- [Exercise goal]
Look at the entries below and reproduce them exactly.

— START Input —

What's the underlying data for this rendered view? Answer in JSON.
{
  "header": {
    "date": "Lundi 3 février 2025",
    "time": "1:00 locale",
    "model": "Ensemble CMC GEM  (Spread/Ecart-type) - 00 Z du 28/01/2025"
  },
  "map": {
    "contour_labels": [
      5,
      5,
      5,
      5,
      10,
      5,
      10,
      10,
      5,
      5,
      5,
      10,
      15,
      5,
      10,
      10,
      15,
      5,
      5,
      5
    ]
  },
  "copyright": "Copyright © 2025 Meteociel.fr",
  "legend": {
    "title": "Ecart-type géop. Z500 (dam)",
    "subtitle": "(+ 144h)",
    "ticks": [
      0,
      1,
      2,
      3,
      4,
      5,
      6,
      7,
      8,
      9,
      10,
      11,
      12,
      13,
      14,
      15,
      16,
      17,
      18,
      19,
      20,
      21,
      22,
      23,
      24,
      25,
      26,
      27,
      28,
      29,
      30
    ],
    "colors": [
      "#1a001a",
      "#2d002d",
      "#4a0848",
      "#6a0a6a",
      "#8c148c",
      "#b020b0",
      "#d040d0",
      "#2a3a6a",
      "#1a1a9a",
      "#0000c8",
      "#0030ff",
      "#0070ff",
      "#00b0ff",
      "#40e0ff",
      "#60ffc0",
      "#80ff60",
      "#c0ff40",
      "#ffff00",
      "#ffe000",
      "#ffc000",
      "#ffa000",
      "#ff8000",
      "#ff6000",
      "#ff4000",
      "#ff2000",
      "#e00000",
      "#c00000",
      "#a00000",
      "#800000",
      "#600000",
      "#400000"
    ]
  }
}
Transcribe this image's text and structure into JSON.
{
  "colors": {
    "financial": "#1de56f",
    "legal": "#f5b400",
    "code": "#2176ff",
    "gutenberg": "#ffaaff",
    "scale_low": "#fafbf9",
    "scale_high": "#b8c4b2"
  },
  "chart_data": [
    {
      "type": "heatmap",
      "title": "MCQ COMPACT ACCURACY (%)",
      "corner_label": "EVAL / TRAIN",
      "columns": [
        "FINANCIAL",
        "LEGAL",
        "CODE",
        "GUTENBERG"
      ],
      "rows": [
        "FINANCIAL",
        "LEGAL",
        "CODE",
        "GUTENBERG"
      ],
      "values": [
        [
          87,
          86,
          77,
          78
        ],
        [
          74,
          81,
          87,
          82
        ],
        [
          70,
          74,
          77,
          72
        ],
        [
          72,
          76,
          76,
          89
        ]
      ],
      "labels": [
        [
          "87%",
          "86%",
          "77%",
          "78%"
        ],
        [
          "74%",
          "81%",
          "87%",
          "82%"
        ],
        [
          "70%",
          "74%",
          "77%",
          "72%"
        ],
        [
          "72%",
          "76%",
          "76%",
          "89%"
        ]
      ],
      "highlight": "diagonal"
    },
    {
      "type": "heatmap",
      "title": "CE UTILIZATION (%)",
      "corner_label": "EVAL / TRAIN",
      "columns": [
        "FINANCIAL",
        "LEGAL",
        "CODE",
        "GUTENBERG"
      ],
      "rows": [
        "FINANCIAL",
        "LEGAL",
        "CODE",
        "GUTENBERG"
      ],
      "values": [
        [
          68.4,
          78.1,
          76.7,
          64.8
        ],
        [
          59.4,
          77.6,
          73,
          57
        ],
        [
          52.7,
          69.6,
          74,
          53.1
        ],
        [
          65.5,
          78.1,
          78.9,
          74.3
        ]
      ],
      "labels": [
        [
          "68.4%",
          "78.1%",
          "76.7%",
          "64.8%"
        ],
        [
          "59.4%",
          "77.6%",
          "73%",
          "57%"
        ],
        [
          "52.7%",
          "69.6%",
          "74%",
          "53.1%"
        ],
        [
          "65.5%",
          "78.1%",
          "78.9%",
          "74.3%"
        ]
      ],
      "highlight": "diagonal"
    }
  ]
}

— END Input —

- [Response]
What's the underlying data for this rendered view? Answer in JSON.
{
  "header": {
    "date": "Lundi 3 février 2025",
    "time": "1:00 locale",
    "model": "Ensemble CMC GEM  (Spread/Ecart-type) - 00 Z du 28/01/2025"
  },
  "map": {
    "contour_labels": [
      5,
      5,
      5,
      5,
      10,
      5,
      10,
      10,
      5,
      5,
      5,
      10,
      15,
      5,
      10,
      10,
      15,
      5,
      5,
      5
    ]
  },
  "copyright": "Copyright © 2025 Meteociel.fr",
  "legend": {
    "title": "Ecart-type géop. Z500 (dam)",
    "subtitle": "(+ 144h)",
    "ticks": [
      0,
      1,
      2,
      3,
      4,
      5,
      6,
      7,
      8,
      9,
      10,
      11,
      12,
      13,
      14,
      15,
      16,
      17,
      18,
      19,
      20,
      21,
      22,
      23,
      24,
      25,
      26,
      27,
      28,
      29,
      30
    ],
    "colors": [
      "#1a001a",
      "#2d002d",
      "#4a0848",
      "#6a0a6a",
      "#8c148c",
      "#b020b0",
      "#d040d0",
      "#2a3a6a",
      "#1a1a9a",
      "#0000c8",
      "#0030ff",
      "#0070ff",
      "#00b0ff",
      "#40e0ff",
      "#60ffc0",
      "#80ff60",
      "#c0ff40",
      "#ffff00",
      "#ffe000",
      "#ffc000",
      "#ffa000",
      "#ff8000",
      "#ff6000",
      "#ff4000",
      "#ff2000",
      "#e00000",
      "#c00000",
      "#a00000",
      "#800000",
      "#600000",
      "#400000"
    ]
  }
}
Transcribe this image's text and structure into JSON.
{
  "colors": {
    "financial": "#1de56f",
    "legal": "#f5b400",
    "code": "#2176ff",
    "gutenberg": "#ffaaff",
    "scale_low": "#fafbf9",
    "scale_high": "#b8c4b2"
  },
  "chart_data": [
    {
      "type": "heatmap",
      "title": "MCQ COMPACT ACCURACY (%)",
      "corner_label": "EVAL / TRAIN",
      "columns": [
        "FINANCIAL",
        "LEGAL",
        "CODE",
        "GUTENBERG"
      ],
      "rows": [
        "FINANCIAL",
        "LEGAL",
        "CODE",
        "GUTENBERG"
      ],
      "values": [
        [
          87,
          86,
          77,
          78
        ],
        [
          74,
          81,
          87,
          82
        ],
        [
          70,
          74,
          77,
          72
        ],
        [
          72,
          76,
          76,
          89
        ]
      ],
      "labels": [
        [
          "87%",
          "86%",
          "77%",
          "78%"
        ],
        [
          "74%",
          "81%",
          "87%",
          "82%"
        ],
        [
          "70%",
          "74%",
          "77%",
          "72%"
        ],
        [
          "72%",
          "76%",
          "76%",
          "89%"
        ]
      ],
      "highlight": "diagonal"
    },
    {
      "type": "heatmap",
      "title": "CE UTILIZATION (%)",
      "corner_label": "EVAL / TRAIN",
      "columns": [
        "FINANCIAL",
        "LEGAL",
        "CODE",
        "GUTENBERG"
      ],
      "rows": [
        "FINANCIAL",
        "LEGAL",
        "CODE",
        "GUTENBERG"
      ],
      "values": [
        [
          68.4,
          78.1,
          76.7,
          64.8
        ],
        [
          59.4,
          77.6,
          73,
          57
        ],
        [
          52.7,
          69.6,
          74,
          53.1
        ],
        [
          65.5,
          78.1,
          78.9,
          74.3
        ]
      ],
      "labels": [
        [
          "68.4%",
          "78.1%",
          "76.7%",
          "64.8%"
        ],
        [
          "59.4%",
          "77.6%",
          "73%",
          "57%"
        ],
        [
          "52.7%",
          "69.6%",
          "74%",
          "53.1%"
        ],
        [
          "65.5%",
          "78.1%",
          "78.9%",
          "74.3%"
        ]
      ],
      "highlight": "diagonal"
    }
  ]
}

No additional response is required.